Repeat each record exactly as written, and drop any images.
....
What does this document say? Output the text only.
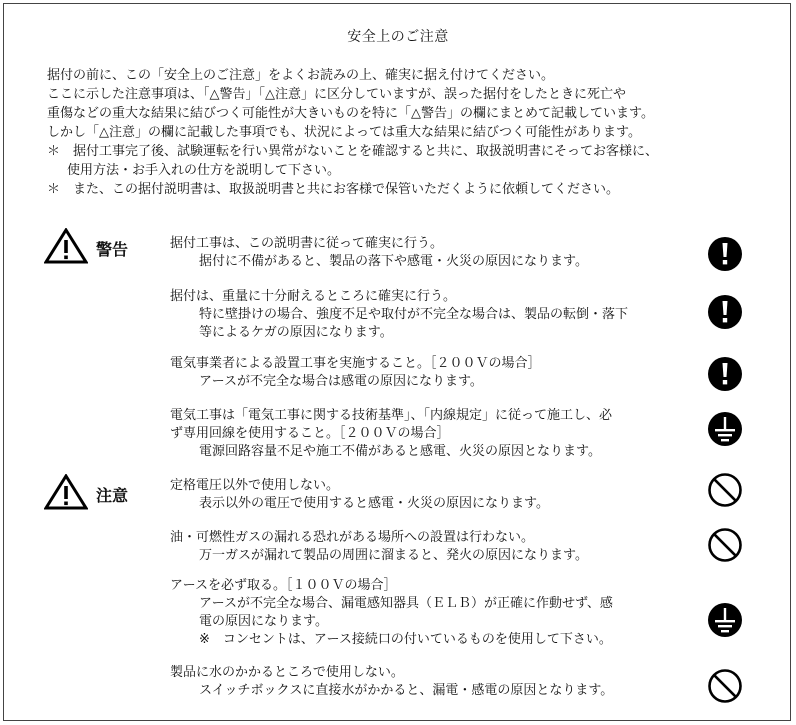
安全上のご注意
据付の前に、この「安全上のご注意」をよくお読みの上、確実に据え付けてください。
ここに示した注意事項は、「△警告」「△注意」に区分していますが、誤った据付をしたときに死亡や
重傷などの重大な結果に結びつく可能性が大きいものを特に「△警告」の欄にまとめて記載しています。
しかし「△注意」の欄に記載した事項でも、状況によっては重大な結果に結びつく可能性があります。
＊　据付工事完了後、試験運転を行い異常がないことを確認すると共に、取扱説明書にそってお客様に、
使用方法・お手入れの仕方を説明して下さい。
＊　また、この据付説明書は、取扱説明書と共にお客様で保管いただくように依頼してください。
警告
注意
据付工事は、この説明書に従って確実に行う。
据付に不備があると、製品の落下や感電・火災の原因になります。
据付は、重量に十分耐えるところに確実に行う。
特に壁掛けの場合、強度不足や取付が不完全な場合は、製品の転倒・落下
等によるケガの原因になります。
電気事業者による設置工事を実施すること。［２００Ｖの場合］
アースが不完全な場合は感電の原因になります。
電気工事は「電気工事に関する技術基準」、「内線規定」に従って施工し、必
ず専用回線を使用すること。［２００Ｖの場合］
電源回路容量不足や施工不備があると感電、火災の原因となります。
定格電圧以外で使用しない。
表示以外の電圧で使用すると感電・火災の原因になります。
油・可燃性ガスの漏れる恐れがある場所への設置は行わない。
万一ガスが漏れて製品の周囲に溜まると、発火の原因になります。
アースを必ず取る。［１００Ｖの場合］
アースが不完全な場合、漏電感知器具（ＥＬＢ）が正確に作動せず、感
電の原因になります。
※　コンセントは、アース接続口の付いているものを使用して下さい。
製品に水のかかるところで使用しない。
スイッチボックスに直接水がかかると、漏電・感電の原因となります。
....
Output below
What does this document say? Output the text only.
安全上のご注意
据付の前に、この「安全上のご注意」をよくお読みの上、確実に据え付けてください。
ここに示した注意事項は、「△警告」「△注意」に区分していますが、誤った据付をしたときに死亡や
重傷などの重大な結果に結びつく可能性が大きいものを特に「△警告」の欄にまとめて記載しています。
しかし「△注意」の欄に記載した事項でも、状況によっては重大な結果に結びつく可能性があります。
＊　据付工事完了後、試験運転を行い異常がないことを確認すると共に、取扱説明書にそってお客様に、
使用方法・お手入れの仕方を説明して下さい。
＊　また、この据付説明書は、取扱説明書と共にお客様で保管いただくように依頼してください。
警告
注意
据付工事は、この説明書に従って確実に行う。
据付に不備があると、製品の落下や感電・火災の原因になります。
据付は、重量に十分耐えるところに確実に行う。
特に壁掛けの場合、強度不足や取付が不完全な場合は、製品の転倒・落下
等によるケガの原因になります。
電気事業者による設置工事を実施すること。［２００Ｖの場合］
アースが不完全な場合は感電の原因になります。
電気工事は「電気工事に関する技術基準」、「内線規定」に従って施工し、必
ず専用回線を使用すること。［２００Ｖの場合］
電源回路容量不足や施工不備があると感電、火災の原因となります。
定格電圧以外で使用しない。
表示以外の電圧で使用すると感電・火災の原因になります。
油・可燃性ガスの漏れる恐れがある場所への設置は行わない。
万一ガスが漏れて製品の周囲に溜まると、発火の原因になります。
アースを必ず取る。［１００Ｖの場合］
アースが不完全な場合、漏電感知器具（ＥＬＢ）が正確に作動せず、感
電の原因になります。
※　コンセントは、アース接続口の付いているものを使用して下さい。
製品に水のかかるところで使用しない。
スイッチボックスに直接水がかかると、漏電・感電の原因となります。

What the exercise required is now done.